— BEGIN Extracted entries —
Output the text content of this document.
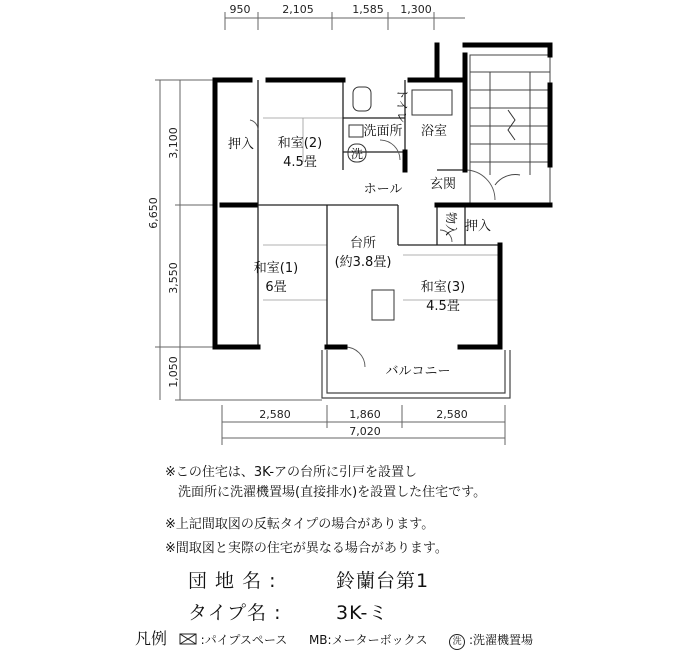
950	2,105	1,585 1,300
6,650
3,100
3,550
1,050
2,580	1,860	2,580
7,020
押入 和室(2)
4.5畳
トイレ
洗面所 浴室
洗
ホール 玄関
物入 押入
台所
(約3.8畳)
和室(1)
6畳	和室(3)
4.5畳
バルコニー
※この住宅は、3K-アの台所に引戸を設置し
洗面所に洗濯機置場(直接排水)を設置した住宅です。
※上記間取図の反転タイプの場合があります。
※間取図と実際の住宅が異なる場合があります。
団 地 名 :	鈴蘭台第1
タイプ名 :	3K-ミ
凡例	:パイプスペース MB:メーターボックス	洗 :洗濯機置場
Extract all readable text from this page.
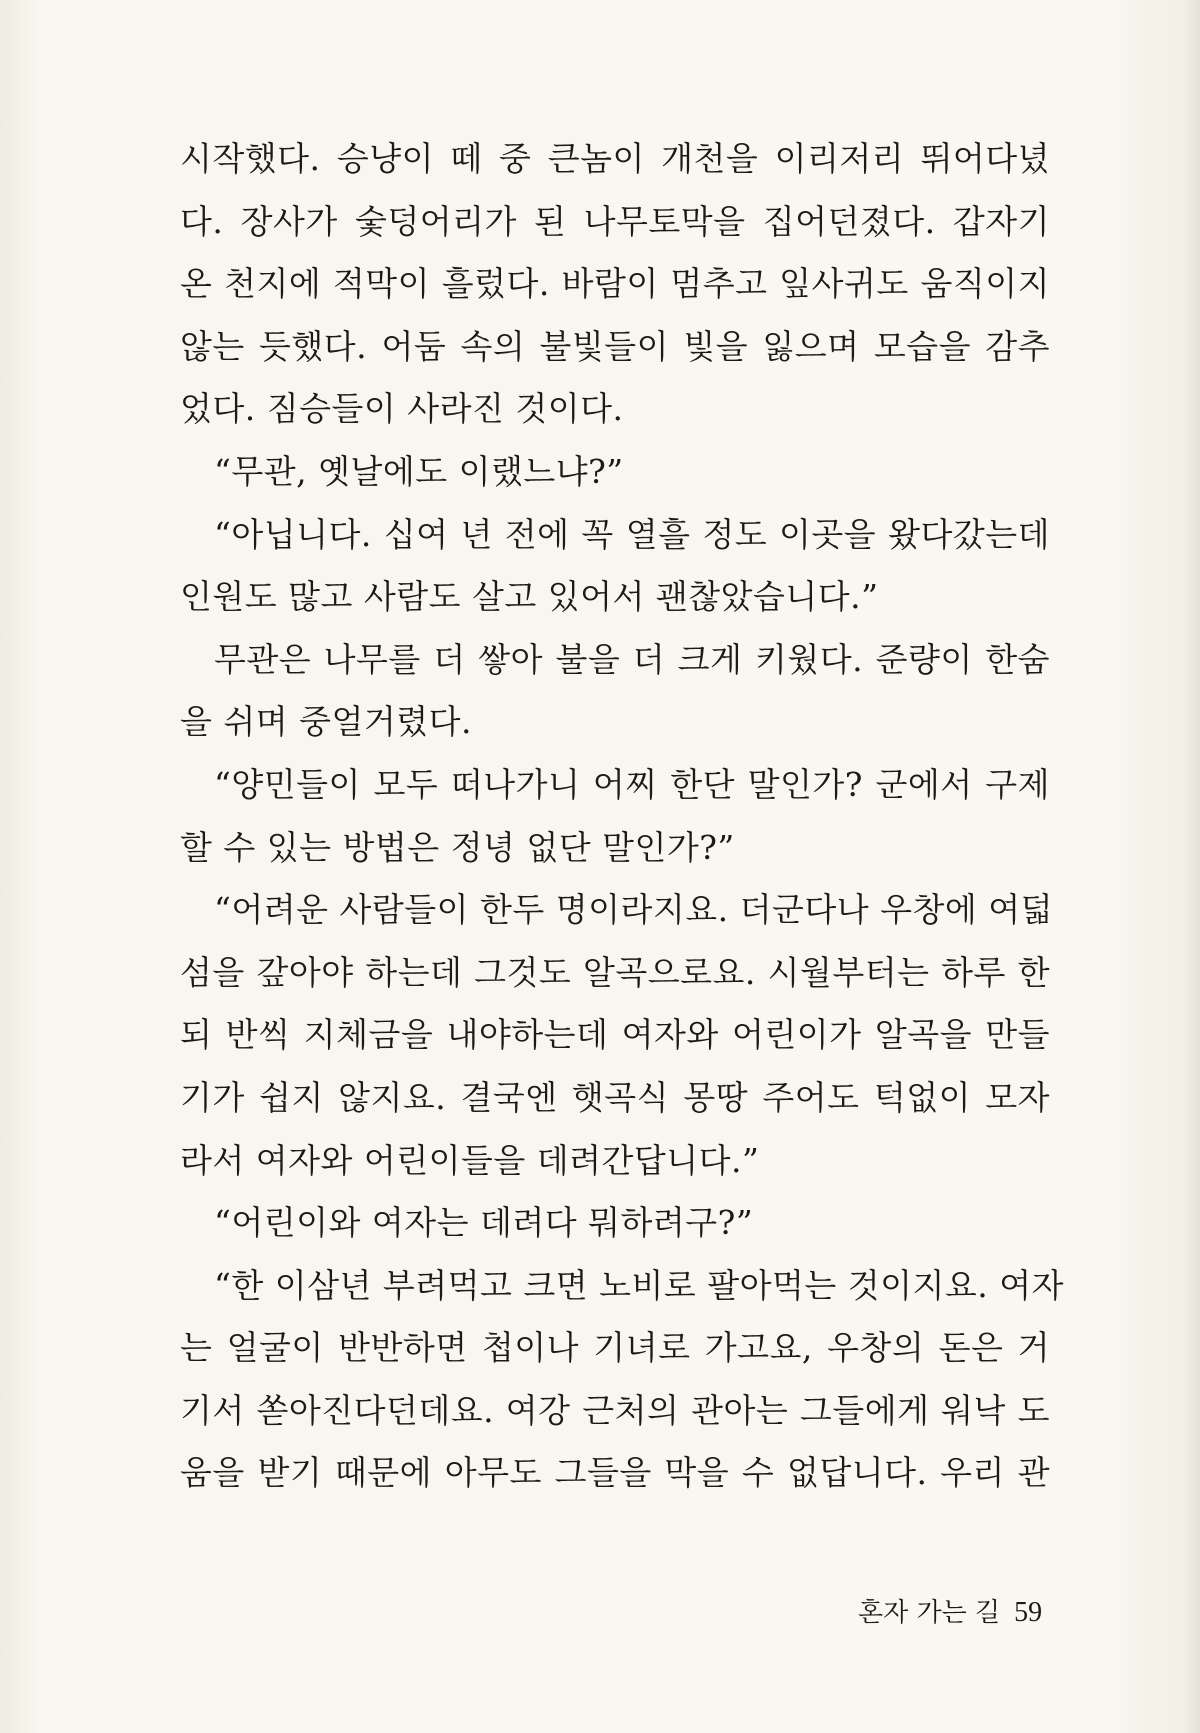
시작했다. 승냥이 떼 중 큰놈이 개천을 이리저리 뛰어다녔
다. 장사가 숯덩어리가 된 나무토막을 집어던졌다. 갑자기
온 천지에 적막이 흘렀다. 바람이 멈추고 잎사귀도 움직이지
않는 듯했다. 어둠 속의 불빛들이 빛을 잃으며 모습을 감추
었다. 짐승들이 사라진 것이다.
“무관, 옛날에도 이랬느냐?”
“아닙니다. 십여 년 전에 꼭 열흘 정도 이곳을 왔다갔는데
인원도 많고 사람도 살고 있어서 괜찮았습니다.”
무관은 나무를 더 쌓아 불을 더 크게 키웠다. 준량이 한숨
을 쉬며 중얼거렸다.
“양민들이 모두 떠나가니 어찌 한단 말인가? 군에서 구제
할 수 있는 방법은 정녕 없단 말인가?”
“어려운 사람들이 한두 명이라지요. 더군다나 우창에 여덟
섬을 갚아야 하는데 그것도 알곡으로요. 시월부터는 하루 한
되 반씩 지체금을 내야하는데 여자와 어린이가 알곡을 만들
기가 쉽지 않지요. 결국엔 햇곡식 몽땅 주어도 턱없이 모자
라서 여자와 어린이들을 데려간답니다.”
“어린이와 여자는 데려다 뭐하려구?”
“한 이삼년 부려먹고 크면 노비로 팔아먹는 것이지요. 여자
는 얼굴이 반반하면 첩이나 기녀로 가고요, 우창의 돈은 거
기서 쏟아진다던데요. 여강 근처의 관아는 그들에게 워낙 도
움을 받기 때문에 아무도 그들을 막을 수 없답니다. 우리 관
혼자 가는 길 59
— END Extracted entries —
[Your objective]
Reproduce the listing exactly. Leave its pictures out.

[Response]
Output the text content of this document.
950	2,105	1,585 1,300
6,650
3,100
3,550
1,050
2,580	1,860	2,580
7,020
押入 和室(2)
4.5畳
トイレ
洗面所 浴室
洗
ホール 玄関
物入 押入
台所
(約3.8畳)
和室(1)
6畳	和室(3)
4.5畳
バルコニー
※この住宅は、3K-アの台所に引戸を設置し
洗面所に洗濯機置場(直接排水)を設置した住宅です。
※上記間取図の反転タイプの場合があります。
※間取図と実際の住宅が異なる場合があります。
団 地 名 :	鈴蘭台第1
タイプ名 :	3K-ミ
凡例	:パイプスペース MB:メーターボックス	洗 :洗濯機置場
Extract all readable text from this page.
시작했다. 승냥이 떼 중 큰놈이 개천을 이리저리 뛰어다녔
다. 장사가 숯덩어리가 된 나무토막을 집어던졌다. 갑자기
온 천지에 적막이 흘렀다. 바람이 멈추고 잎사귀도 움직이지
않는 듯했다. 어둠 속의 불빛들이 빛을 잃으며 모습을 감추
었다. 짐승들이 사라진 것이다.
“무관, 옛날에도 이랬느냐?”
“아닙니다. 십여 년 전에 꼭 열흘 정도 이곳을 왔다갔는데
인원도 많고 사람도 살고 있어서 괜찮았습니다.”
무관은 나무를 더 쌓아 불을 더 크게 키웠다. 준량이 한숨
을 쉬며 중얼거렸다.
“양민들이 모두 떠나가니 어찌 한단 말인가? 군에서 구제
할 수 있는 방법은 정녕 없단 말인가?”
“어려운 사람들이 한두 명이라지요. 더군다나 우창에 여덟
섬을 갚아야 하는데 그것도 알곡으로요. 시월부터는 하루 한
되 반씩 지체금을 내야하는데 여자와 어린이가 알곡을 만들
기가 쉽지 않지요. 결국엔 햇곡식 몽땅 주어도 턱없이 모자
라서 여자와 어린이들을 데려간답니다.”
“어린이와 여자는 데려다 뭐하려구?”
“한 이삼년 부려먹고 크면 노비로 팔아먹는 것이지요. 여자
는 얼굴이 반반하면 첩이나 기녀로 가고요, 우창의 돈은 거
기서 쏟아진다던데요. 여강 근처의 관아는 그들에게 워낙 도
움을 받기 때문에 아무도 그들을 막을 수 없답니다. 우리 관
혼자 가는 길 59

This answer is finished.